Task brief: Report how many lines hold the string "Night". Give the number and nothing else.
#####
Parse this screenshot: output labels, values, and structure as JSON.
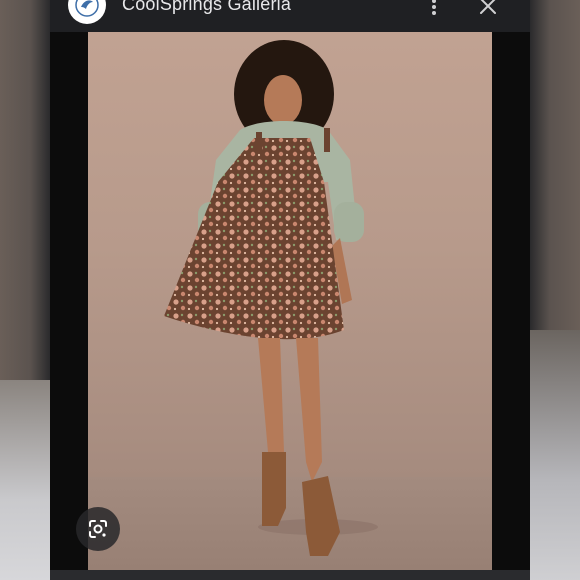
{
  "header": {
    "site_name": "CoolSprings Galleria"
  },
  "icons": {
    "logo": "site-logo-icon",
    "menu": "more-vert-icon",
    "close": "close-icon",
    "lens": "google-lens-icon"
  },
  "colors": {
    "topbar": "#1f2023",
    "panel": "#111213",
    "photo_bg": "#b79a8b"
  }
}
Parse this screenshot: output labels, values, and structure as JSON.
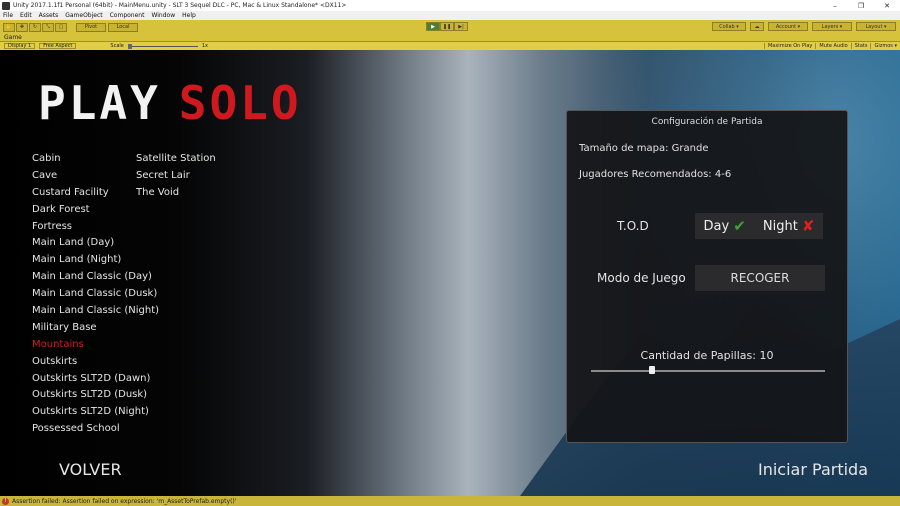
{
  "editor": {
    "window_title": "Unity 2017.1.1f1 Personal (64bit) - MainMenu.unity - SLT 3 Sequel DLC - PC, Mac & Linux Standalone* <DX11>",
    "window_controls": [
      "–",
      "❐",
      "✕"
    ],
    "menu": [
      "File",
      "Edit",
      "Assets",
      "GameObject",
      "Component",
      "Window",
      "Help"
    ],
    "toolbar": {
      "pivot": "Pivot",
      "local": "Local",
      "collab": "Collab ▾",
      "account": "Account ▾",
      "layers": "Layers ▾",
      "layout": "Layout ▾"
    },
    "game_tab": "Game",
    "game_bar": {
      "display": "Display 1",
      "aspect": "Free Aspect",
      "scale_label": "Scale",
      "scale_value": "1x",
      "toggles": [
        "Maximize On Play",
        "Mute Audio",
        "Stats",
        "Gizmos ▾"
      ]
    },
    "status_message": "Assertion failed: Assertion failed on expression: 'm_AssetToPrefab.empty()'"
  },
  "game": {
    "logo": {
      "word1": "PLAY",
      "word2": "SOLO"
    },
    "maps_col1": [
      "Cabin",
      "Cave",
      "Custard Facility",
      "Dark Forest",
      "Fortress",
      "Main Land (Day)",
      "Main Land (Night)",
      "Main Land Classic (Day)",
      "Main Land Classic (Dusk)",
      "Main Land Classic (Night)",
      "Military Base",
      "Mountains",
      "Outskirts",
      "Outskirts SLT2D (Dawn)",
      "Outskirts SLT2D (Dusk)",
      "Outskirts SLT2D (Night)",
      "Possessed School"
    ],
    "maps_col2": [
      "Satellite Station",
      "Secret Lair",
      "The Void"
    ],
    "selected_map": "Mountains",
    "config": {
      "title": "Configuración de Partida",
      "map_size": "Tamaño de mapa:  Grande",
      "recommended_players": "Jugadores Recomendados: 4-6",
      "tod_label": "T.O.D",
      "day_label": "Day",
      "night_label": "Night",
      "mode_label": "Modo de Juego",
      "mode_value": "RECOGER",
      "papillas": "Cantidad de Papillas: 10",
      "papillas_fraction": 0.26
    },
    "back_button": "VOLVER",
    "start_button": "Iniciar Partida"
  }
}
#####
Full answer: 4